WHAT IS BEING ASKED:
Every line of the material is to be quoted verbatim, minus the pictures.

GIVEN DATA:
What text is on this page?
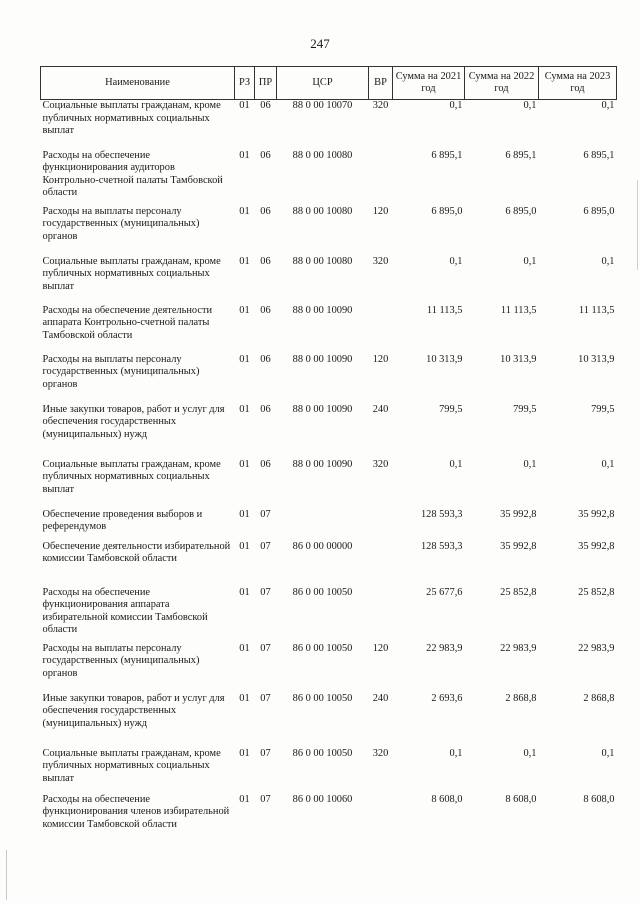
247
Наименование	РЗ	ПР	ЦСР	ВР	Сумма на 2021 год	Сумма на 2022 год	Сумма на 2023 год
Социальные выплаты гражданам, кроме публичных нормативных социальных выплат	01	06	88 0 00 10070	320	0,1	0,1	0,1
Расходы на обеспечение функционирования аудиторов Контрольно-счетной палаты Тамбовской области	01	06	88 0 00 10080		6 895,1	6 895,1	6 895,1
Расходы на выплаты персоналу государственных (муниципальных) органов	01	06	88 0 00 10080	120	6 895,0	6 895,0	6 895,0
Социальные выплаты гражданам, кроме публичных нормативных социальных выплат	01	06	88 0 00 10080	320	0,1	0,1	0,1
Расходы на обеспечение деятельности аппарата Контрольно-счетной палаты Тамбовской области	01	06	88 0 00 10090		11 113,5	11 113,5	11 113,5
Расходы на выплаты персоналу государственных (муниципальных) органов	01	06	88 0 00 10090	120	10 313,9	10 313,9	10 313,9
Иные закупки товаров, работ и услуг для обеспечения государственных (муниципальных) нужд	01	06	88 0 00 10090	240	799,5	799,5	799,5
Социальные выплаты гражданам, кроме публичных нормативных социальных выплат	01	06	88 0 00 10090	320	0,1	0,1	0,1
Обеспечение проведения выборов и референдумов	01	07			128 593,3	35 992,8	35 992,8
Обеспечение деятельности избирательной комиссии Тамбовской области	01	07	86 0 00 00000		128 593,3	35 992,8	35 992,8
Расходы на обеспечение функционирования аппарата избирательной комиссии Тамбовской области	01	07	86 0 00 10050		25 677,6	25 852,8	25 852,8
Расходы на выплаты персоналу государственных (муниципальных) органов	01	07	86 0 00 10050	120	22 983,9	22 983,9	22 983,9
Иные закупки товаров, работ и услуг для обеспечения государственных (муниципальных) нужд	01	07	86 0 00 10050	240	2 693,6	2 868,8	2 868,8
Социальные выплаты гражданам, кроме публичных нормативных социальных выплат	01	07	86 0 00 10050	320	0,1	0,1	0,1
Расходы на обеспечение функционирования членов избирательной комиссии Тамбовской области	01	07	86 0 00 10060		8 608,0	8 608,0	8 608,0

WRITTEN SOLUTION:
What text is on this page?
247
Наименование	РЗ	ПР	ЦСР	ВР	Сумма на 2021 год	Сумма на 2022 год	Сумма на 2023 год
Социальные выплаты гражданам, кроме публичных нормативных социальных выплат	01	06	88 0 00 10070	320	0,1	0,1	0,1
Расходы на обеспечение функционирования аудиторов Контрольно-счетной палаты Тамбовской области	01	06	88 0 00 10080		6 895,1	6 895,1	6 895,1
Расходы на выплаты персоналу государственных (муниципальных) органов	01	06	88 0 00 10080	120	6 895,0	6 895,0	6 895,0
Социальные выплаты гражданам, кроме публичных нормативных социальных выплат	01	06	88 0 00 10080	320	0,1	0,1	0,1
Расходы на обеспечение деятельности аппарата Контрольно-счетной палаты Тамбовской области	01	06	88 0 00 10090		11 113,5	11 113,5	11 113,5
Расходы на выплаты персоналу государственных (муниципальных) органов	01	06	88 0 00 10090	120	10 313,9	10 313,9	10 313,9
Иные закупки товаров, работ и услуг для обеспечения государственных (муниципальных) нужд	01	06	88 0 00 10090	240	799,5	799,5	799,5
Социальные выплаты гражданам, кроме публичных нормативных социальных выплат	01	06	88 0 00 10090	320	0,1	0,1	0,1
Обеспечение проведения выборов и референдумов	01	07			128 593,3	35 992,8	35 992,8
Обеспечение деятельности избирательной комиссии Тамбовской области	01	07	86 0 00 00000		128 593,3	35 992,8	35 992,8
Расходы на обеспечение функционирования аппарата избирательной комиссии Тамбовской области	01	07	86 0 00 10050		25 677,6	25 852,8	25 852,8
Расходы на выплаты персоналу государственных (муниципальных) органов	01	07	86 0 00 10050	120	22 983,9	22 983,9	22 983,9
Иные закупки товаров, работ и услуг для обеспечения государственных (муниципальных) нужд	01	07	86 0 00 10050	240	2 693,6	2 868,8	2 868,8
Социальные выплаты гражданам, кроме публичных нормативных социальных выплат	01	07	86 0 00 10050	320	0,1	0,1	0,1
Расходы на обеспечение функционирования членов избирательной комиссии Тамбовской области	01	07	86 0 00 10060		8 608,0	8 608,0	8 608,0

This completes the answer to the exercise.